> [Dataset]:
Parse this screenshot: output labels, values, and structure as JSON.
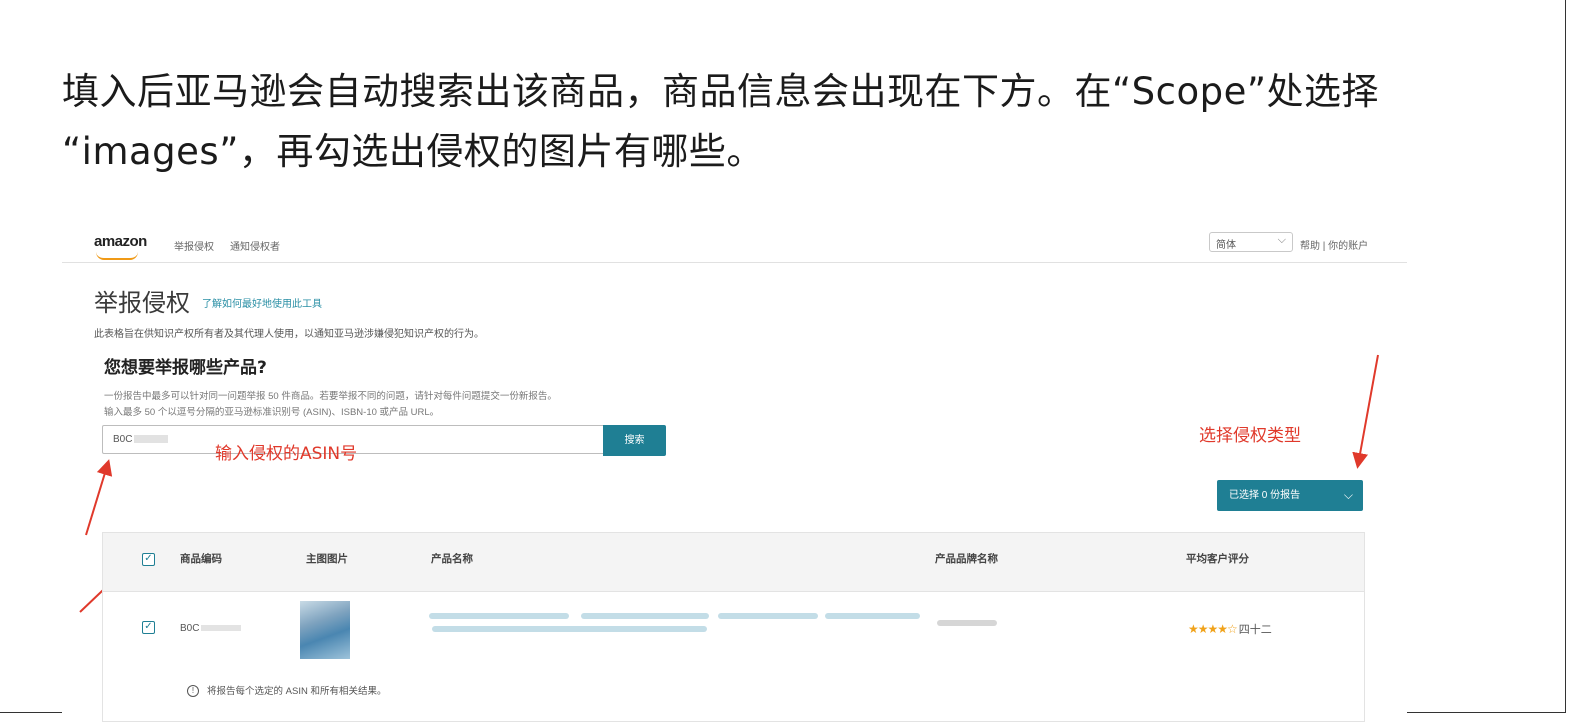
{
  "caption": {
    "line1": "填入后亚马逊会自动搜索出该商品，商品信息会出现在下方。在“Scope”处选择",
    "line2": "“images”，再勾选出侵权的图片有哪些。"
  },
  "topbar": {
    "logo": "amazon",
    "nav_items": [
      "举报侵权",
      "通知侵权者"
    ],
    "language": "简体",
    "help_links": "帮助 | 你的账户"
  },
  "page": {
    "title": "举报侵权",
    "title_link": "了解如何最好地使用此工具",
    "intro": "此表格旨在供知识产权所有者及其代理人使用，以通知亚马逊涉嫌侵犯知识产权的行为。",
    "question": "您想要举报哪些产品?",
    "hint_line1": "一份报告中最多可以针对同一问题举报 50 件商品。若要举报不同的问题，请针对每件问题提交一份新报告。",
    "hint_line2": "输入最多 50 个以逗号分隔的亚马逊标准识别号 (ASIN)、ISBN-10 或产品 URL。",
    "search_value": "B0C",
    "search_button": "搜索",
    "report_button": "已选择 0 份报告"
  },
  "annotations": {
    "asin": "输入侵权的ASIN号",
    "type": "选择侵权类型",
    "color": "#e0392b"
  },
  "table": {
    "headers": [
      "商品编码",
      "主图图片",
      "产品名称",
      "产品品牌名称",
      "平均客户评分"
    ],
    "rows": [
      {
        "asin": "B0C",
        "checked": true,
        "rating_text": "四十二"
      }
    ],
    "note": "将报告每个选定的 ASIN 和所有相关结果。"
  },
  "colors": {
    "accent": "#1f7f94",
    "star": "#f0a21a"
  }
}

> [What is required]: Extract the full listing exactly, with the pictures left out.

> [Task output]:
Parse this screenshot: output labels, values, and structure as JSON.
{
  "caption": {
    "line1": "填入后亚马逊会自动搜索出该商品，商品信息会出现在下方。在“Scope”处选择",
    "line2": "“images”，再勾选出侵权的图片有哪些。"
  },
  "topbar": {
    "logo": "amazon",
    "nav_items": [
      "举报侵权",
      "通知侵权者"
    ],
    "language": "简体",
    "help_links": "帮助 | 你的账户"
  },
  "page": {
    "title": "举报侵权",
    "title_link": "了解如何最好地使用此工具",
    "intro": "此表格旨在供知识产权所有者及其代理人使用，以通知亚马逊涉嫌侵犯知识产权的行为。",
    "question": "您想要举报哪些产品?",
    "hint_line1": "一份报告中最多可以针对同一问题举报 50 件商品。若要举报不同的问题，请针对每件问题提交一份新报告。",
    "hint_line2": "输入最多 50 个以逗号分隔的亚马逊标准识别号 (ASIN)、ISBN-10 或产品 URL。",
    "search_value": "B0C",
    "search_button": "搜索",
    "report_button": "已选择 0 份报告"
  },
  "annotations": {
    "asin": "输入侵权的ASIN号",
    "type": "选择侵权类型",
    "color": "#e0392b"
  },
  "table": {
    "headers": [
      "商品编码",
      "主图图片",
      "产品名称",
      "产品品牌名称",
      "平均客户评分"
    ],
    "rows": [
      {
        "asin": "B0C",
        "checked": true,
        "rating_text": "四十二"
      }
    ],
    "note": "将报告每个选定的 ASIN 和所有相关结果。"
  },
  "colors": {
    "accent": "#1f7f94",
    "star": "#f0a21a"
  }
}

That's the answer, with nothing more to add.